:: REQUIRED TASK ::
Exactly reproduce the entries, dropping any pictures from your copy.

:: EXTRACTED INFORMATION ::
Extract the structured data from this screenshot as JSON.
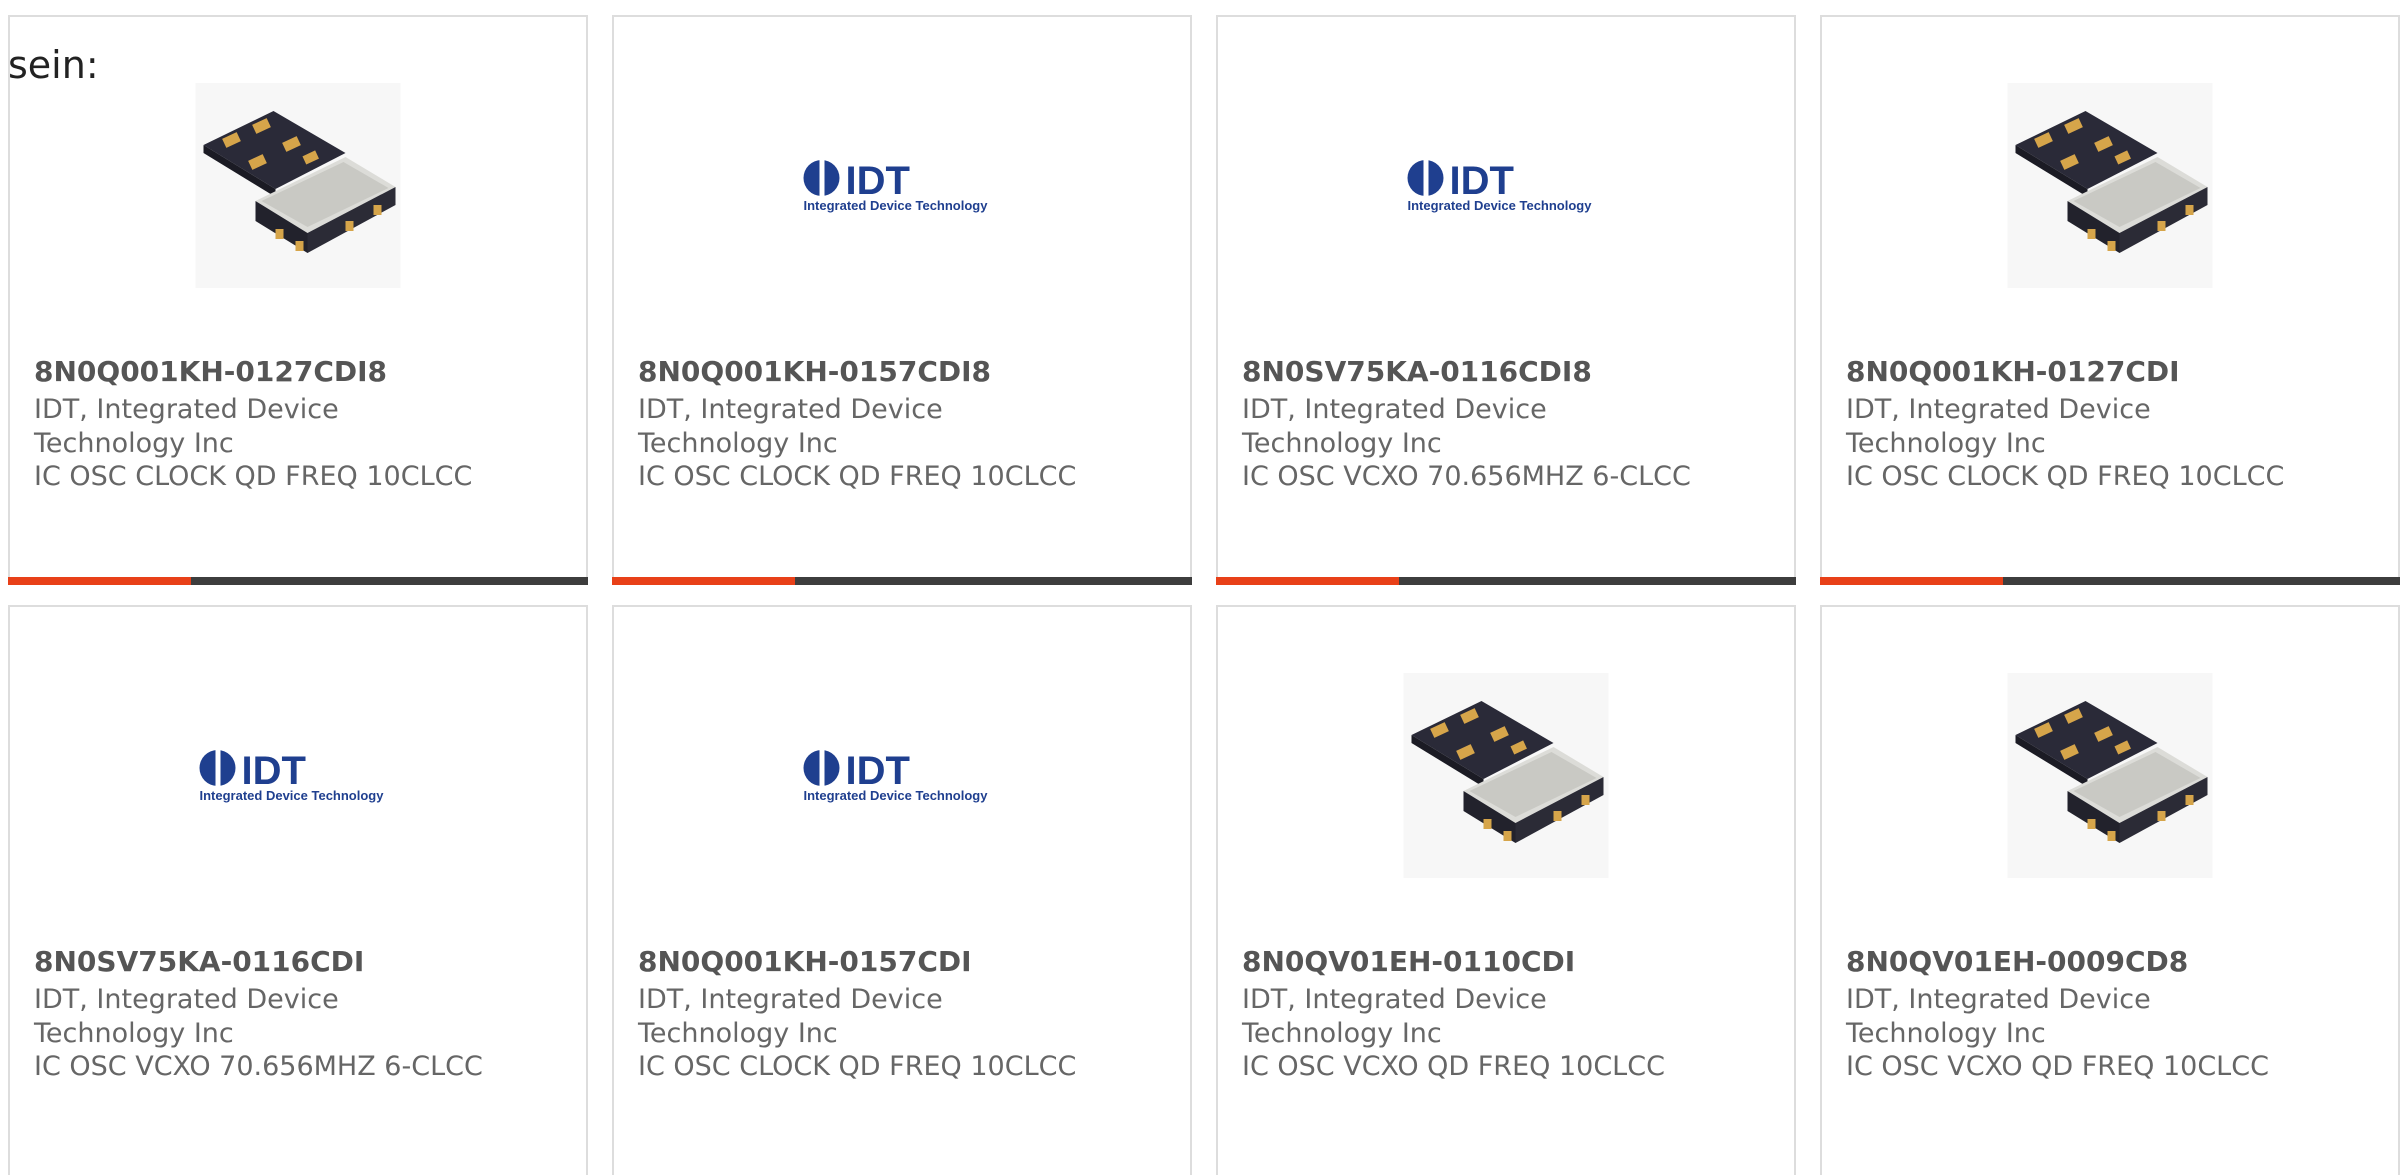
{
  "intro": {
    "label": "sein:"
  },
  "products": [
    {
      "part": "8N0Q001KH-0127CDI8",
      "maker": "IDT, Integrated Device Technology Inc",
      "desc": "IC OSC CLOCK QD FREQ 10CLCC",
      "image": "chip-photo",
      "image_alt": ""
    },
    {
      "part": "8N0Q001KH-0157CDI8",
      "maker": "IDT, Integrated Device Technology Inc",
      "desc": "IC OSC CLOCK QD FREQ 10CLCC",
      "image": "idt-logo",
      "logo_mark": "IDT",
      "logo_sub": "Integrated Device Technology"
    },
    {
      "part": "8N0SV75KA-0116CDI8",
      "maker": "IDT, Integrated Device Technology Inc",
      "desc": "IC OSC VCXO 70.656MHZ 6-CLCC",
      "image": "idt-logo",
      "logo_mark": "IDT",
      "logo_sub": "Integrated Device Technology"
    },
    {
      "part": "8N0Q001KH-0127CDI",
      "maker": "IDT, Integrated Device Technology Inc",
      "desc": "IC OSC CLOCK QD FREQ 10CLCC",
      "image": "chip-photo"
    },
    {
      "part": "8N0SV75KA-0116CDI",
      "maker": "IDT, Integrated Device Technology Inc",
      "desc": "IC OSC VCXO 70.656MHZ 6-CLCC",
      "image": "idt-logo",
      "logo_mark": "IDT",
      "logo_sub": "Integrated Device Technology"
    },
    {
      "part": "8N0Q001KH-0157CDI",
      "maker": "IDT, Integrated Device Technology Inc",
      "desc": "IC OSC CLOCK QD FREQ 10CLCC",
      "image": "idt-logo",
      "logo_mark": "IDT",
      "logo_sub": "Integrated Device Technology"
    },
    {
      "part": "8N0QV01EH-0110CDI",
      "maker": "IDT, Integrated Device Technology Inc",
      "desc": "IC OSC VCXO QD FREQ 10CLCC",
      "image": "chip-photo"
    },
    {
      "part": "8N0QV01EH-0009CD8",
      "maker": "IDT, Integrated Device Technology Inc",
      "desc": "IC OSC VCXO QD FREQ 10CLCC",
      "image": "chip-photo"
    }
  ],
  "colors": {
    "accent": "#e84018",
    "bar_dark": "#3d3d3d",
    "logo_blue": "#1f3f8f"
  }
}
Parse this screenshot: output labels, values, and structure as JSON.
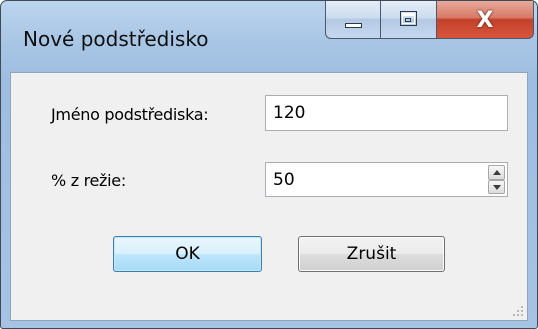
{
  "window": {
    "title": "Nové podstředisko"
  },
  "fields": {
    "name_label": "Jméno podstřediska:",
    "name_value": "120",
    "percent_label": "% z režie:",
    "percent_value": "50"
  },
  "buttons": {
    "ok_label": "OK",
    "cancel_label": "Zrušit"
  },
  "caption_buttons": {
    "close_glyph": "X"
  },
  "icons": [
    "minimize-icon",
    "maximize-icon",
    "close-icon",
    "spin-up-icon",
    "spin-down-icon",
    "resize-grip-icon"
  ],
  "colors": {
    "frame": "#a9c6e5",
    "client": "#f0f0f0",
    "close_button": "#c2412b",
    "default_button_border": "#3c7fb1"
  }
}
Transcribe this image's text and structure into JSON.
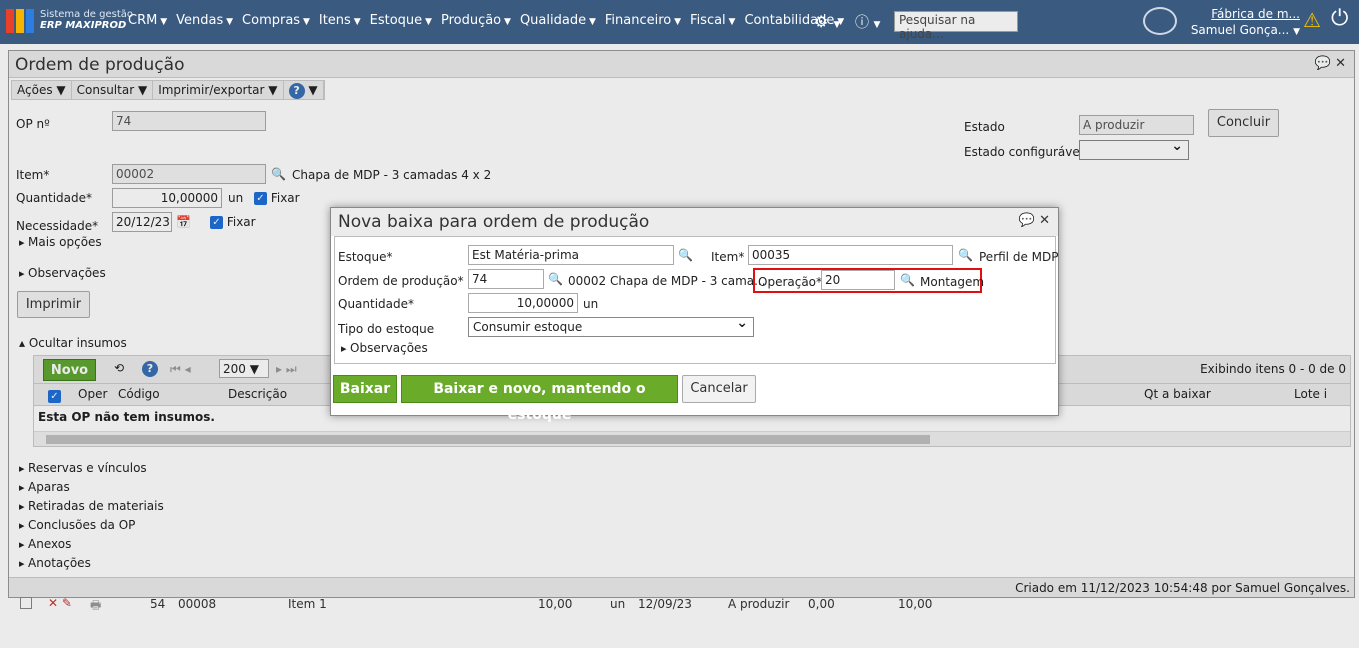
{
  "topbar": {
    "brand_line1": "Sistema de gestão",
    "brand_line2": "ERP MAXIPROD",
    "menu": [
      "CRM",
      "Vendas",
      "Compras",
      "Itens",
      "Estoque",
      "Produção",
      "Qualidade",
      "Financeiro",
      "Fiscal",
      "Contabilidade"
    ],
    "search_placeholder": "Pesquisar na ajuda...",
    "company": "Fábrica de m...",
    "user": "Samuel Gonça..."
  },
  "window": {
    "title": "Ordem de produção",
    "toolbar": [
      "Ações ▼",
      "Consultar ▼",
      "Imprimir/exportar ▼"
    ],
    "op_label": "OP nº",
    "op_value": "74",
    "estado_label": "Estado",
    "estado_value": "A produzir",
    "estado_conf_label": "Estado configurável",
    "concluir": "Concluir",
    "item_label": "Item*",
    "item_value": "00002",
    "item_desc": "Chapa de MDP - 3 camadas 4 x 2",
    "qtd_label": "Quantidade*",
    "qtd_value": "10,00000",
    "qtd_unit": "un",
    "fixar": "Fixar",
    "nec_label": "Necessidade*",
    "nec_value": "20/12/23",
    "mais_opcoes": "Mais opções",
    "observacoes": "Observações",
    "imprimir": "Imprimir",
    "ocultar_insumos": "Ocultar insumos",
    "grid": {
      "novo": "Novo",
      "page_size": "200",
      "exibindo": "Exibindo itens 0 - 0 de 0",
      "columns": [
        "Oper",
        "Código",
        "Descrição",
        "Qt a baixar",
        "Lote i"
      ],
      "empty": "Esta OP não tem insumos."
    },
    "sections": [
      "Reservas e vínculos",
      "Aparas",
      "Retiradas de materiais",
      "Conclusões da OP",
      "Anexos",
      "Anotações"
    ],
    "footer": "Criado em 11/12/2023 10:54:48 por Samuel Gonçalves."
  },
  "background_rows": [
    {
      "num": "54",
      "code": "00008",
      "desc": "Item 1",
      "qty": "10,00",
      "unit": "un",
      "date": "12/09/23",
      "status": "A produzir",
      "v1": "0,00",
      "v2": "10,00"
    }
  ],
  "modal": {
    "title": "Nova baixa para ordem de produção",
    "estoque_label": "Estoque*",
    "estoque_value": "Est Matéria-prima",
    "item_label": "Item*",
    "item_value": "00035",
    "item_desc": "Perfil de MDP",
    "ordem_label": "Ordem de produção*",
    "ordem_value": "74",
    "ordem_desc": "00002 Chapa de MDP - 3 cama...",
    "operacao_label": "Operação*",
    "operacao_value": "20",
    "operacao_desc": "Montagem",
    "quantidade_label": "Quantidade*",
    "quantidade_value": "10,00000",
    "quantidade_unit": "un",
    "tipo_label": "Tipo do estoque",
    "tipo_value": "Consumir estoque",
    "observacoes": "Observações",
    "btn_baixar": "Baixar",
    "btn_baixar_novo": "Baixar e novo, mantendo o estoque",
    "btn_cancelar": "Cancelar"
  }
}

:: ANSWER TO THE TASK ::
Extract the structured data from this screenshot as JSON.
{
  "intro": {
    "label": "sein:"
  },
  "products": [
    {
      "part": "8N0Q001KH-0127CDI8",
      "maker": "IDT, Integrated Device Technology Inc",
      "desc": "IC OSC CLOCK QD FREQ 10CLCC",
      "image": "chip-photo",
      "image_alt": ""
    },
    {
      "part": "8N0Q001KH-0157CDI8",
      "maker": "IDT, Integrated Device Technology Inc",
      "desc": "IC OSC CLOCK QD FREQ 10CLCC",
      "image": "idt-logo",
      "logo_mark": "IDT",
      "logo_sub": "Integrated Device Technology"
    },
    {
      "part": "8N0SV75KA-0116CDI8",
      "maker": "IDT, Integrated Device Technology Inc",
      "desc": "IC OSC VCXO 70.656MHZ 6-CLCC",
      "image": "idt-logo",
      "logo_mark": "IDT",
      "logo_sub": "Integrated Device Technology"
    },
    {
      "part": "8N0Q001KH-0127CDI",
      "maker": "IDT, Integrated Device Technology Inc",
      "desc": "IC OSC CLOCK QD FREQ 10CLCC",
      "image": "chip-photo"
    },
    {
      "part": "8N0SV75KA-0116CDI",
      "maker": "IDT, Integrated Device Technology Inc",
      "desc": "IC OSC VCXO 70.656MHZ 6-CLCC",
      "image": "idt-logo",
      "logo_mark": "IDT",
      "logo_sub": "Integrated Device Technology"
    },
    {
      "part": "8N0Q001KH-0157CDI",
      "maker": "IDT, Integrated Device Technology Inc",
      "desc": "IC OSC CLOCK QD FREQ 10CLCC",
      "image": "idt-logo",
      "logo_mark": "IDT",
      "logo_sub": "Integrated Device Technology"
    },
    {
      "part": "8N0QV01EH-0110CDI",
      "maker": "IDT, Integrated Device Technology Inc",
      "desc": "IC OSC VCXO QD FREQ 10CLCC",
      "image": "chip-photo"
    },
    {
      "part": "8N0QV01EH-0009CD8",
      "maker": "IDT, Integrated Device Technology Inc",
      "desc": "IC OSC VCXO QD FREQ 10CLCC",
      "image": "chip-photo"
    }
  ],
  "colors": {
    "accent": "#e84018",
    "bar_dark": "#3d3d3d",
    "logo_blue": "#1f3f8f"
  }
}
Parse this screenshot: output labels, values, and structure as JSON.
{
  "window": {
    "title": "Nové podstředisko"
  },
  "fields": {
    "name_label": "Jméno podstřediska:",
    "name_value": "120",
    "percent_label": "% z režie:",
    "percent_value": "50"
  },
  "buttons": {
    "ok_label": "OK",
    "cancel_label": "Zrušit"
  },
  "caption_buttons": {
    "close_glyph": "X"
  },
  "icons": [
    "minimize-icon",
    "maximize-icon",
    "close-icon",
    "spin-up-icon",
    "spin-down-icon",
    "resize-grip-icon"
  ],
  "colors": {
    "frame": "#a9c6e5",
    "client": "#f0f0f0",
    "close_button": "#c2412b",
    "default_button_border": "#3c7fb1"
  }
}
Transcribe this image's text and structure into JSON.
{
  "topbar": {
    "brand_line1": "Sistema de gestão",
    "brand_line2": "ERP MAXIPROD",
    "menu": [
      "CRM",
      "Vendas",
      "Compras",
      "Itens",
      "Estoque",
      "Produção",
      "Qualidade",
      "Financeiro",
      "Fiscal",
      "Contabilidade"
    ],
    "search_placeholder": "Pesquisar na ajuda...",
    "company": "Fábrica de m...",
    "user": "Samuel Gonça..."
  },
  "window": {
    "title": "Ordem de produção",
    "toolbar": [
      "Ações ▼",
      "Consultar ▼",
      "Imprimir/exportar ▼"
    ],
    "op_label": "OP nº",
    "op_value": "74",
    "estado_label": "Estado",
    "estado_value": "A produzir",
    "estado_conf_label": "Estado configurável",
    "concluir": "Concluir",
    "item_label": "Item*",
    "item_value": "00002",
    "item_desc": "Chapa de MDP - 3 camadas 4 x 2",
    "qtd_label": "Quantidade*",
    "qtd_value": "10,00000",
    "qtd_unit": "un",
    "fixar": "Fixar",
    "nec_label": "Necessidade*",
    "nec_value": "20/12/23",
    "mais_opcoes": "Mais opções",
    "observacoes": "Observações",
    "imprimir": "Imprimir",
    "ocultar_insumos": "Ocultar insumos",
    "grid": {
      "novo": "Novo",
      "page_size": "200",
      "exibindo": "Exibindo itens 0 - 0 de 0",
      "columns": [
        "Oper",
        "Código",
        "Descrição",
        "Qt a baixar",
        "Lote i"
      ],
      "empty": "Esta OP não tem insumos."
    },
    "sections": [
      "Reservas e vínculos",
      "Aparas",
      "Retiradas de materiais",
      "Conclusões da OP",
      "Anexos",
      "Anotações"
    ],
    "footer": "Criado em 11/12/2023 10:54:48 por Samuel Gonçalves."
  },
  "background_rows": [
    {
      "num": "54",
      "code": "00008",
      "desc": "Item 1",
      "qty": "10,00",
      "unit": "un",
      "date": "12/09/23",
      "status": "A produzir",
      "v1": "0,00",
      "v2": "10,00"
    }
  ],
  "modal": {
    "title": "Nova baixa para ordem de produção",
    "estoque_label": "Estoque*",
    "estoque_value": "Est Matéria-prima",
    "item_label": "Item*",
    "item_value": "00035",
    "item_desc": "Perfil de MDP",
    "ordem_label": "Ordem de produção*",
    "ordem_value": "74",
    "ordem_desc": "00002 Chapa de MDP - 3 cama...",
    "operacao_label": "Operação*",
    "operacao_value": "20",
    "operacao_desc": "Montagem",
    "quantidade_label": "Quantidade*",
    "quantidade_value": "10,00000",
    "quantidade_unit": "un",
    "tipo_label": "Tipo do estoque",
    "tipo_value": "Consumir estoque",
    "observacoes": "Observações",
    "btn_baixar": "Baixar",
    "btn_baixar_novo": "Baixar e novo, mantendo o estoque",
    "btn_cancelar": "Cancelar"
  }
}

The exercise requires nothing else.